This study provides information on chemical precursors of aerosols at Baring Head site in coastal New Zealand. Measurements of chemical composition of aerosols or their precursors in this region are rare. Most of the previous work at the station has focused on filter samples (Allen et al., 1997; Sievering et al., 2004; Li et al., 2018, 2021), and they have highlighted the role of secondary sulfate aerosol formation. A ship campaign east of New Zealand also indicated that formation of SOA could be an important aerosol formation pathway during plankton blooms (Law et al., 2017). The closest long-term aerosol measurements are from Cape Grim, Australia. There, secondary aerosol has been shown to consist of secondary sulfate and nitrates (Crawford et al., 2017), with a small contribution from isoprene- and monoterpene-derived SOA (Cui et al., 2019). We report the chemical composition of ambient anions in coastal New Zealand over a 7-month period. We combine these data with the results from our previous study that focused on new particle formation at the site and showed that NPF can occur in open-ocean air masses (Peltola et al., 2022) to understand which chemical species drive new particle formation in both marine and land-influenced air. This is the first time that the chemical composition of ambient anions has been measured in the area, and our results provide valuable information for understanding the air chemistry and NPF precursors at this site and in marine air in general.

2 Methods

2.1 Measurements

To understand which chemical species drive new particle formation in coastal New Zealand, we performed extensive measurements of aerosol properties and chemical composition of ambient anions at the Baring Head station, which is located on the south coast of New Zealand's North Island. Baring Head is known for its long-term measurements of CO₂, and the station was chosen for this purpose because it regularly receives air masses coming from the Southern Ocean that have not been in touch with land for several days (see e.g. Stephens et al., 2013). The ability to sample open-ocean air masses is why we chose the station for our study.

This article follows the work of Peltola et al. (2022), and most of the measurements are described in detail by them. Briefly, the aerosol measurements included measurements of aerosol particle size distribution between 10–500 nm with a scanning mobility particle sizer (SMPS), ion and particle size distribution measurements with a Neutral cluster and Air Ion Spectrometer (NAIS; Mirme and Mirme, 2013), and aerosol particle number concentration measurements for particles with diameters above 10 nm with a condensation particle counter (CPC) and for particles larger than 1 and 3 nm with a particle size magnifier (PSM; Vanhanen et al., 2011). The PSM was first used in fixed mode with a saturation flow rate of 1 L min⁻¹, and from 17 September it was used in switching mode, with the saturation flow switching from 0.1 to 1 L min⁻¹ every 60 s. Saturation flow rate of 1 L min⁻¹ was assumed to correspond approximately to a cutoff diameter of 1 nm and 0.1 L min⁻¹ to 3 nm. Additionally, we used the long-term measurements of meteorological variables available from the NIWA climate database (https://cliflo.niwa.co.nz/, last access: 11 May 2022) and radon, tide height, and air-mass back trajectory data as described by Peltola et al. (2022).

○ ○ ○

» INSTRUCTIONS TO FOLLOW:
Please condense the paragraph in the aerosol study excerpt above that begins "To understand which chemical species" into a short bulleted list of its main facts.

○ ○ ○

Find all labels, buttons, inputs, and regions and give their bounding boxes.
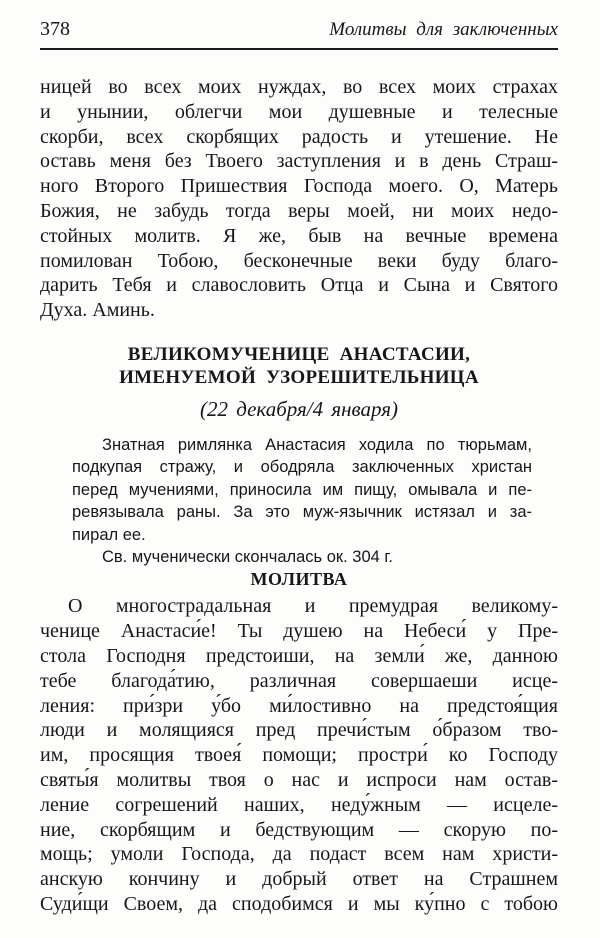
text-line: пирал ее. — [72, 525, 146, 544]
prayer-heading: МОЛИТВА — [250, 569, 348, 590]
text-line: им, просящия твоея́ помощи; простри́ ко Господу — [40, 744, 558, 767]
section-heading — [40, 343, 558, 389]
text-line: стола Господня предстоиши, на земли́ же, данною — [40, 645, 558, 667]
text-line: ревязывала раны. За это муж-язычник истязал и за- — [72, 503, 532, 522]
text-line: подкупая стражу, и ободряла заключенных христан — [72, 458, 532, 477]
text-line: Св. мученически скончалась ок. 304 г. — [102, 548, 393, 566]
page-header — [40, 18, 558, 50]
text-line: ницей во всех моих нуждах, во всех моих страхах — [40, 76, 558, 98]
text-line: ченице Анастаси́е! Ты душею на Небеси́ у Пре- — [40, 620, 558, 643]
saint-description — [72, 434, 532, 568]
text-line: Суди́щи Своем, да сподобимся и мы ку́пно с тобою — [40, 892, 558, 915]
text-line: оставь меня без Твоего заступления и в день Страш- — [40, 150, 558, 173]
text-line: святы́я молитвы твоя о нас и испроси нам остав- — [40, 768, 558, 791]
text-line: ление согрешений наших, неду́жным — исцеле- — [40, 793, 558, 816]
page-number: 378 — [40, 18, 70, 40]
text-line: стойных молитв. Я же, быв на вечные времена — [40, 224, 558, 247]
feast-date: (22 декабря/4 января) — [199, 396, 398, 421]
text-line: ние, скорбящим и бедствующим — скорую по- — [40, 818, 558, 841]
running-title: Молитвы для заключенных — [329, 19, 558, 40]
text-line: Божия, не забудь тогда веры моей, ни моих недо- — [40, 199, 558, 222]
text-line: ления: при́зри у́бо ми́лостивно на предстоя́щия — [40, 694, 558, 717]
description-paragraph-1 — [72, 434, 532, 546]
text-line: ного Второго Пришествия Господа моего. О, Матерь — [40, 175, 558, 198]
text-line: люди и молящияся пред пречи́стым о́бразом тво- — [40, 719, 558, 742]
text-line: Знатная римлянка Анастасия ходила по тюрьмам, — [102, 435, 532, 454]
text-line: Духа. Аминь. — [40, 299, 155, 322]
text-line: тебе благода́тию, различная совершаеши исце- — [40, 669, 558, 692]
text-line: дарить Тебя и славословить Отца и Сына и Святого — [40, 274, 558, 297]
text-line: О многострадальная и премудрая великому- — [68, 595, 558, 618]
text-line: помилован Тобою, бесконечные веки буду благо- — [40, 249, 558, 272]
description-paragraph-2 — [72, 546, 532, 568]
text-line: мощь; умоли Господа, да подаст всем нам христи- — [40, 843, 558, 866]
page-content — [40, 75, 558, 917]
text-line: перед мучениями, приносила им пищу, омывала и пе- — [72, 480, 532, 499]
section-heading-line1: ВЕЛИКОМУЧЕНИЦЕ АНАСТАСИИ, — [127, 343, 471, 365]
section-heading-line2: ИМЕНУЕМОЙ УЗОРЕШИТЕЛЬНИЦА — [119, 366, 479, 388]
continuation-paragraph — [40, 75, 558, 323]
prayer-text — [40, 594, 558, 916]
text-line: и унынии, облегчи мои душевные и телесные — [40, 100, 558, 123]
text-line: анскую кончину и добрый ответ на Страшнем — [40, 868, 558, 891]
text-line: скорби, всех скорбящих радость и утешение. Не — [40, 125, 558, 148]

○ ○ ○

» PROBLEM SOLUTION:
- Extensive measurements of aerosol properties and of the chemical composition of ambient anions were made at the Baring Head station to find which chemical species drive new particle formation in coastal New Zealand.
- Baring Head lies on the south coast of New Zealand's North Island.
- The station is known for its long-term CO₂ measurements.
- It regularly receives air masses from the Southern Ocean that have not been in touch with land for several days.
- This ability to sample open-ocean air masses is why the station was chosen for the study.